**RECORDS PROVIDED**
>> begin
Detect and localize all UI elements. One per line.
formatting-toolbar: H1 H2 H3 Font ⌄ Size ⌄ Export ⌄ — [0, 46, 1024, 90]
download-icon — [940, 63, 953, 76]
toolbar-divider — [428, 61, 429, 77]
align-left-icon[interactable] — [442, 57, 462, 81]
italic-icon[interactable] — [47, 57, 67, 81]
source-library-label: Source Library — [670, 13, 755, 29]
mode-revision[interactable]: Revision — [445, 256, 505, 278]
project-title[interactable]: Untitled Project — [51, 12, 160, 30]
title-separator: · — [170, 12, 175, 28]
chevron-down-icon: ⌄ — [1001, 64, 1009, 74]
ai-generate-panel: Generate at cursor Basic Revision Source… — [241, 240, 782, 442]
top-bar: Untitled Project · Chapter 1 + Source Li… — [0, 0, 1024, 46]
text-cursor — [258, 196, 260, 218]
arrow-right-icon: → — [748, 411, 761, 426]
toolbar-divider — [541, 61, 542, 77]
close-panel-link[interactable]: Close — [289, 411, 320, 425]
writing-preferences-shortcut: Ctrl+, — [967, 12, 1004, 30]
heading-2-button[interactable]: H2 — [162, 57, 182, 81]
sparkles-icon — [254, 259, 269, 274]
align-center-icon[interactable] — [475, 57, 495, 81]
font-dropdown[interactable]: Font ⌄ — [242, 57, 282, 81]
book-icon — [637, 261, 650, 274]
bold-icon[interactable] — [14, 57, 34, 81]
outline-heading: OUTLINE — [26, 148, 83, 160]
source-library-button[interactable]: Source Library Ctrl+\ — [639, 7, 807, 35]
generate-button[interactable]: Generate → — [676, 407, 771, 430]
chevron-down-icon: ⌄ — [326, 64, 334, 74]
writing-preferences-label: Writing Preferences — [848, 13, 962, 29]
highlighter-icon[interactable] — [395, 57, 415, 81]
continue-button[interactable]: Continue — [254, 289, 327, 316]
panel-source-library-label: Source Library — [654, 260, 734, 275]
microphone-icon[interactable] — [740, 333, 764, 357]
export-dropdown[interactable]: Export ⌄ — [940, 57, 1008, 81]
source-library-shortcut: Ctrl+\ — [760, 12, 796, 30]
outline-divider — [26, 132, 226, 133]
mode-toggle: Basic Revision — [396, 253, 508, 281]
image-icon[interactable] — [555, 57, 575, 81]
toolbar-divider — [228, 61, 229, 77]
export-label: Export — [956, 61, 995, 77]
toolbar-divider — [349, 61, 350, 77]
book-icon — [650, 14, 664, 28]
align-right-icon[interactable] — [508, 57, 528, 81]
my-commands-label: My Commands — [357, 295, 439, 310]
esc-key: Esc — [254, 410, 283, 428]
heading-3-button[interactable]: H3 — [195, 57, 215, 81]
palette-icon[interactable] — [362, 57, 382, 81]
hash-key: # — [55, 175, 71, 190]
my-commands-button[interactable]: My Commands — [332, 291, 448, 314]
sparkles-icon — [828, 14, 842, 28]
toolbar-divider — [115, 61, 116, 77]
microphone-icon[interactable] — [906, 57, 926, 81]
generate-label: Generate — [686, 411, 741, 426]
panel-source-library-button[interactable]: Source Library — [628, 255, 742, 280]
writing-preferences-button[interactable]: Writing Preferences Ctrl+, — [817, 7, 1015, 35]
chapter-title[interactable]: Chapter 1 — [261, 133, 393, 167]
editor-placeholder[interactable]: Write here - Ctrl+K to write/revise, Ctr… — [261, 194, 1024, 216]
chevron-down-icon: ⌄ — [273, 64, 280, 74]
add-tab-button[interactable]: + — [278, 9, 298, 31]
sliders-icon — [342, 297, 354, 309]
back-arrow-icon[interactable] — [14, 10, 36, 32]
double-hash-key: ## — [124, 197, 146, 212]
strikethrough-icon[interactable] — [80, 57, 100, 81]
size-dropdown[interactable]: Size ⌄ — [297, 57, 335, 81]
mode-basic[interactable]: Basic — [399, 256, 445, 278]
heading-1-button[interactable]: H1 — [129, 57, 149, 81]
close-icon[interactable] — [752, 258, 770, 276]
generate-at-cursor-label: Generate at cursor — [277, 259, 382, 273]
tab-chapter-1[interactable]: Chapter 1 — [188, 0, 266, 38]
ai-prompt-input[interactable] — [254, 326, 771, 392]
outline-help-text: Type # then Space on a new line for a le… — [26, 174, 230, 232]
>> end
>> begin
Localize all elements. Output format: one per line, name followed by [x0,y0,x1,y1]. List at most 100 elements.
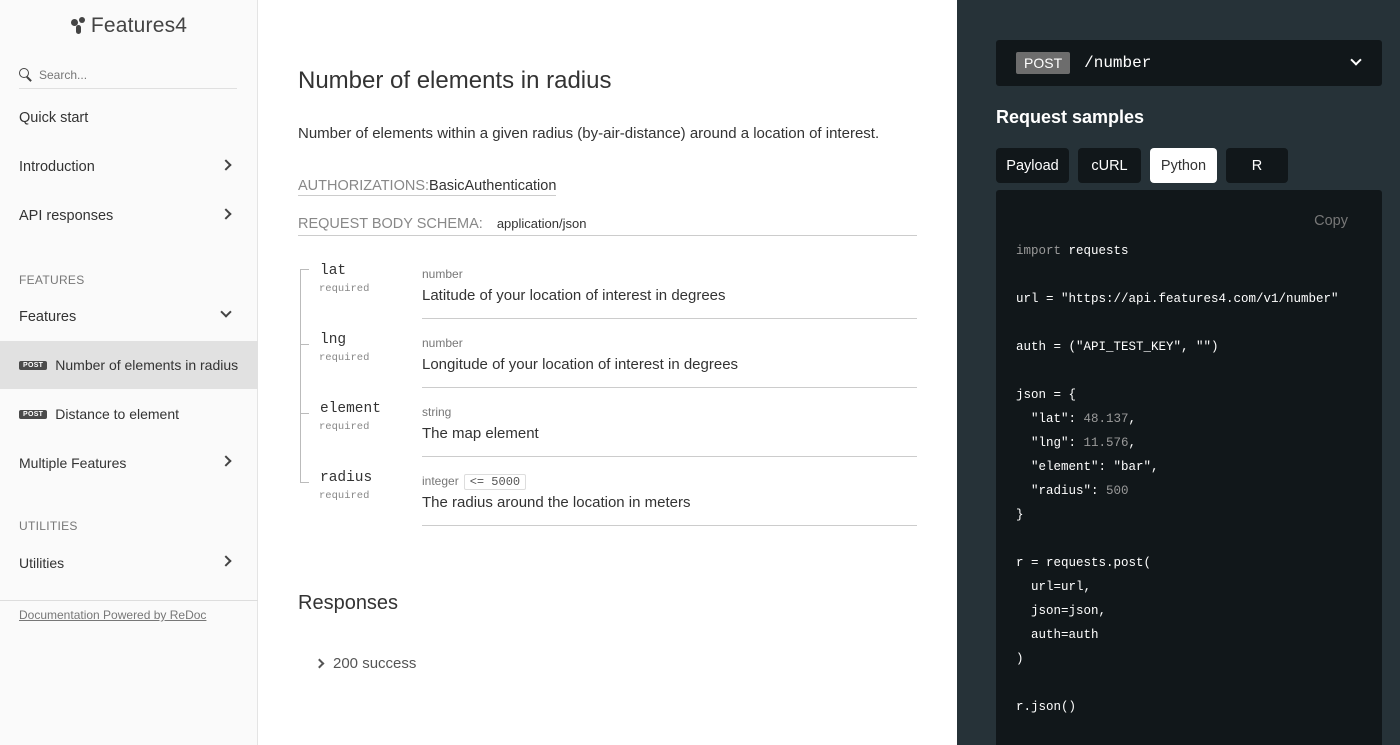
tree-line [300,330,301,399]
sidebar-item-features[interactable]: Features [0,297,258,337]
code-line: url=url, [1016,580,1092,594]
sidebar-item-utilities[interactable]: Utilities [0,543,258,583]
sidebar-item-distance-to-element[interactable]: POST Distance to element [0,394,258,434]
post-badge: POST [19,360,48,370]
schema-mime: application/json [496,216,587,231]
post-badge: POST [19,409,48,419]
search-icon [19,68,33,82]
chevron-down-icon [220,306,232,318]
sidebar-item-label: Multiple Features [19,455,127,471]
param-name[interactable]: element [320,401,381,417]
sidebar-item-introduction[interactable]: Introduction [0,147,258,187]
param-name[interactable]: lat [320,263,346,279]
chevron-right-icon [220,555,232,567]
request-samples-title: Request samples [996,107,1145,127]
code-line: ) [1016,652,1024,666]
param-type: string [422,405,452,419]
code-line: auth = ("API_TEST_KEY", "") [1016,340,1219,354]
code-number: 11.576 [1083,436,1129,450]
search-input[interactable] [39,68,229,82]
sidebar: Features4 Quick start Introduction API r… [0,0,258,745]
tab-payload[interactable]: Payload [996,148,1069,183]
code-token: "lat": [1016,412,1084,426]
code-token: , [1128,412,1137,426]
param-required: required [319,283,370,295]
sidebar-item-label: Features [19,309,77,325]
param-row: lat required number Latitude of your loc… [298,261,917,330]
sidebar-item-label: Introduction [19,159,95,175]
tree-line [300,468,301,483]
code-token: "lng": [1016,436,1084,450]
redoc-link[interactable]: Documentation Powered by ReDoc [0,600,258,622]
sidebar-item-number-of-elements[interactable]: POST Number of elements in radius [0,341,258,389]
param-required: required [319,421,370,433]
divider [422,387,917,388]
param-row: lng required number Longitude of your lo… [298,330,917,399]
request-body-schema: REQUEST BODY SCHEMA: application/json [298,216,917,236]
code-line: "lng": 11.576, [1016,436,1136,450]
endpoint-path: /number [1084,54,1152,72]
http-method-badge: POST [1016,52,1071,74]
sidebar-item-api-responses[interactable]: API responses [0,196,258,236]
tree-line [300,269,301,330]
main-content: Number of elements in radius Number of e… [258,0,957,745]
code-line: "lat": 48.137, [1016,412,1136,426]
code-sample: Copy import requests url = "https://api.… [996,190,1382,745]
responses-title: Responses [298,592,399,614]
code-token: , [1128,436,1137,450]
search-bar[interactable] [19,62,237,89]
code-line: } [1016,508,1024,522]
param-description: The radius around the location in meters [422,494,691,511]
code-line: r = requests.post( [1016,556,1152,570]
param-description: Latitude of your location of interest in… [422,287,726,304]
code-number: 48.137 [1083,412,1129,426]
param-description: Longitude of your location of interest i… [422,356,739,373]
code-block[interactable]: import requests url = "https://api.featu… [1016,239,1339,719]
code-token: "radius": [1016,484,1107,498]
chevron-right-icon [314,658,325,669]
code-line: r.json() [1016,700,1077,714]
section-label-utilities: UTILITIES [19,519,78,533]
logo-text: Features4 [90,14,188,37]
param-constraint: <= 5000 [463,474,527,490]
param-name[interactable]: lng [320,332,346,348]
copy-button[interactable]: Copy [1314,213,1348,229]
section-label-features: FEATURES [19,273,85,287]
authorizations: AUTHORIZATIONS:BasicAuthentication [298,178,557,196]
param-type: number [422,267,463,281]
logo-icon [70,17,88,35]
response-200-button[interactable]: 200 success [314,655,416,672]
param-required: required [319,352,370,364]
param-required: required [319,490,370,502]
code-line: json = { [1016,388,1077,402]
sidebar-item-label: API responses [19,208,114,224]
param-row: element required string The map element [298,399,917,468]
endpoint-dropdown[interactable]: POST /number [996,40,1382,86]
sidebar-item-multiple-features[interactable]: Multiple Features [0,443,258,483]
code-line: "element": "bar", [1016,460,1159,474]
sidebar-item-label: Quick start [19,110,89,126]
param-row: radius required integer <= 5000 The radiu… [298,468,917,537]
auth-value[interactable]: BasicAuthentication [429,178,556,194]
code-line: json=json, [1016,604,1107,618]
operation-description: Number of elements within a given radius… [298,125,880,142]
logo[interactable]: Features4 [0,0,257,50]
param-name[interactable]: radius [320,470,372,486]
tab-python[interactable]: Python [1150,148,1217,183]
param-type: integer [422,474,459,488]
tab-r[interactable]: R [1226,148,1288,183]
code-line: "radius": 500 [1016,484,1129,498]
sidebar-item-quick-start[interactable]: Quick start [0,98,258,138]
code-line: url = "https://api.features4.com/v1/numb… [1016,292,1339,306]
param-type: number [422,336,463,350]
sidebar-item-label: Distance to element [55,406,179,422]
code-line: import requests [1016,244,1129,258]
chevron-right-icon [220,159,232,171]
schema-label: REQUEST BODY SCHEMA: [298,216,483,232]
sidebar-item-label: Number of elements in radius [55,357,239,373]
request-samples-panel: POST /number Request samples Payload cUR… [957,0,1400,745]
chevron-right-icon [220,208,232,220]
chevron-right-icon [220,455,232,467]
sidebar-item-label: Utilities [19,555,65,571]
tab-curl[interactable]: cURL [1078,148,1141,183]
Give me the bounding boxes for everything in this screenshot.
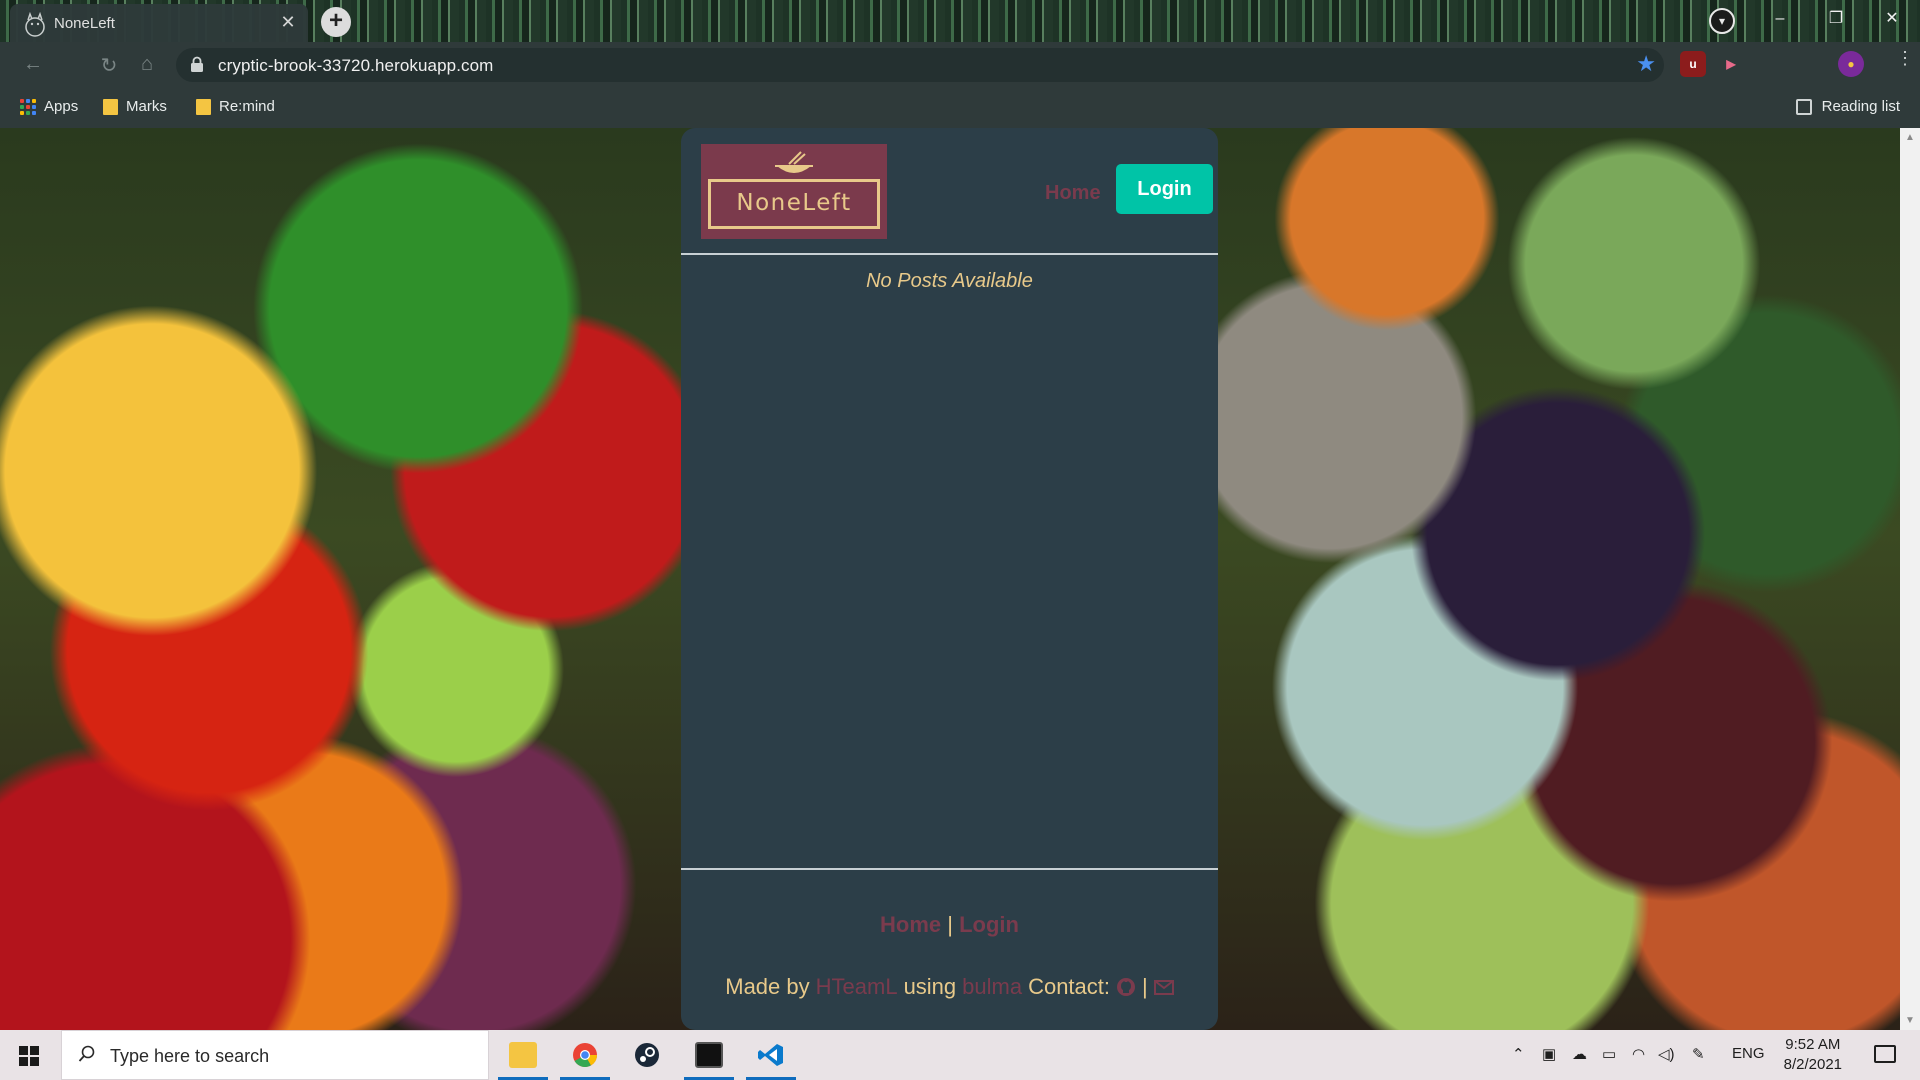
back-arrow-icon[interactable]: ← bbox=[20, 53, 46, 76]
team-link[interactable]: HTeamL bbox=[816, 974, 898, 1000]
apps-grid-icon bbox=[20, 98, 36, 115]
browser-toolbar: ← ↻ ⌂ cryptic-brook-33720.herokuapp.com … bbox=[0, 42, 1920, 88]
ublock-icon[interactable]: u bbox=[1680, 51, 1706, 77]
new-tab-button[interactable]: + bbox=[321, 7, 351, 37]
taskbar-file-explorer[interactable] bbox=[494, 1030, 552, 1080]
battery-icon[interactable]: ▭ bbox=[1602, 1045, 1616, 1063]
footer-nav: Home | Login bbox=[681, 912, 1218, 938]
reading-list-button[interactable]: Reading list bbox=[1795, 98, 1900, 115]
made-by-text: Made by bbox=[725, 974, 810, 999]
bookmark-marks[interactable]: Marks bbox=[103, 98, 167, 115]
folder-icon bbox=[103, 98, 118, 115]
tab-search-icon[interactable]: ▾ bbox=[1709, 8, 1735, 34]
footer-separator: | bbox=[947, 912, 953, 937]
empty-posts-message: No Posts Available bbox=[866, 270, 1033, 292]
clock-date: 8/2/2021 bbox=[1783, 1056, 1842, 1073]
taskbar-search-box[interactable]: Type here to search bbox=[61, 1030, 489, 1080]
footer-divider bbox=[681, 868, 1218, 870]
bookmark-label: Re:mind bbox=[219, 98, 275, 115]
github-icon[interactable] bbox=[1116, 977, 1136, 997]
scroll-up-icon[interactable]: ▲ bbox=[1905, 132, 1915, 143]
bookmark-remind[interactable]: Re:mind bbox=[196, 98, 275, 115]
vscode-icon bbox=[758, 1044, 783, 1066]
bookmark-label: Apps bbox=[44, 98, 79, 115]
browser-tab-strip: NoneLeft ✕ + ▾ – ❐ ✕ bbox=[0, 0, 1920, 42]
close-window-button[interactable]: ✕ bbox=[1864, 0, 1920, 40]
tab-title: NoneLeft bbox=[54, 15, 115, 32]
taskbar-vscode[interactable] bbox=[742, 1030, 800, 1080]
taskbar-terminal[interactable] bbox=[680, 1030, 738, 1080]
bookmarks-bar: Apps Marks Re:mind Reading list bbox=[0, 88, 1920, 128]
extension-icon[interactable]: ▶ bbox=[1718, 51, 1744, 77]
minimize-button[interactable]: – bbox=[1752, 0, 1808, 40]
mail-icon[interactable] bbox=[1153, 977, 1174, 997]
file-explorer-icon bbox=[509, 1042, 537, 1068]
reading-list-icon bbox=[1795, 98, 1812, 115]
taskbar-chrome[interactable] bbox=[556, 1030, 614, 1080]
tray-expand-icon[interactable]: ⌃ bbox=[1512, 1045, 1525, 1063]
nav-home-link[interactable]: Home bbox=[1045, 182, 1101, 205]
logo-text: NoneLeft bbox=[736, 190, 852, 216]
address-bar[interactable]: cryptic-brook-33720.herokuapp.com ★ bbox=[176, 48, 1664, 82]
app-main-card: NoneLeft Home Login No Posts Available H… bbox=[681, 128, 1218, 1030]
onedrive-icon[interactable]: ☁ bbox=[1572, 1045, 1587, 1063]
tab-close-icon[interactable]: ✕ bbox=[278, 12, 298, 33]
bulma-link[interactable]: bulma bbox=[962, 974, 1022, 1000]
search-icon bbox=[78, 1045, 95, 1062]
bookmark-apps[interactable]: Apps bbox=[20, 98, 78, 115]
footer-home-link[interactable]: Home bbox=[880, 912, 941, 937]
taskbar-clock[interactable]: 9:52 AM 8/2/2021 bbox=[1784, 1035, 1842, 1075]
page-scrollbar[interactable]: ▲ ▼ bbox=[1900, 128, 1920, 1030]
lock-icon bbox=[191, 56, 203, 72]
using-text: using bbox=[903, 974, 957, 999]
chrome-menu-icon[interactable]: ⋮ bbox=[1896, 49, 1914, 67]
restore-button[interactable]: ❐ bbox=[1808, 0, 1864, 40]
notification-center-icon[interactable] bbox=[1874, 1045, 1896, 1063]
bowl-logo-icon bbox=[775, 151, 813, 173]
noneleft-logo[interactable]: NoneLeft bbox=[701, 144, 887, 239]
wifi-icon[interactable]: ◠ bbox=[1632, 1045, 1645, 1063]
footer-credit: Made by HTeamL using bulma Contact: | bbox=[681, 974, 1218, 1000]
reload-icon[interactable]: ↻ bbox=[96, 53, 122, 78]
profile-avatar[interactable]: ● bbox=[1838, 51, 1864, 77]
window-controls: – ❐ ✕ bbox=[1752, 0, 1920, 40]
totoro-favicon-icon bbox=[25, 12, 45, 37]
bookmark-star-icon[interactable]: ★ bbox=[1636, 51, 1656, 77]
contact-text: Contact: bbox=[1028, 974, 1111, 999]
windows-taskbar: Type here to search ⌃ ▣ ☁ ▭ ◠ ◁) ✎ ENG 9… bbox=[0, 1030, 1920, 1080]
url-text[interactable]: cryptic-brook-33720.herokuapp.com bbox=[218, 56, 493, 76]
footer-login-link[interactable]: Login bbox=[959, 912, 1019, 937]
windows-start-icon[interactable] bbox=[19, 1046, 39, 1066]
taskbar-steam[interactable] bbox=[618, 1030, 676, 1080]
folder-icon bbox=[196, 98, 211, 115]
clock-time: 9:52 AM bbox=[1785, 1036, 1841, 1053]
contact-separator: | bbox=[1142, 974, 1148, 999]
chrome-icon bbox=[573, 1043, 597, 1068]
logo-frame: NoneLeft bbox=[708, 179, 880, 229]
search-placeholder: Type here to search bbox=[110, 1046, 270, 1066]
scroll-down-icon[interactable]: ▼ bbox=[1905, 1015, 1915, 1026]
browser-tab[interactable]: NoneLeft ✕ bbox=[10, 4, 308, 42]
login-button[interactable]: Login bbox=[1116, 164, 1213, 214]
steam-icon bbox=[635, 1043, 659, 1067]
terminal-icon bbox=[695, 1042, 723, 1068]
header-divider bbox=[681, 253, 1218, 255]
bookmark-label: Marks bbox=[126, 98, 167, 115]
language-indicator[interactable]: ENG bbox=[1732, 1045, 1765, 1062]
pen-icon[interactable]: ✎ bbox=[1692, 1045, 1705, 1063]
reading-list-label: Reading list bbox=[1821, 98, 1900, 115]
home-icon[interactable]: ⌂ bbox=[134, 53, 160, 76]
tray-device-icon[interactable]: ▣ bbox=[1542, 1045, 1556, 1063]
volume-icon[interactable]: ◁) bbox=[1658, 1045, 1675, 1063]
>> end
Extract each line of the data above that contains the string "Copy". Matching is case-sensitive.

**REPLY**
code-sample: Copy import requests url = "https://api.… [996,190,1382,745]
copy-button[interactable]: Copy [1314,213,1348,229]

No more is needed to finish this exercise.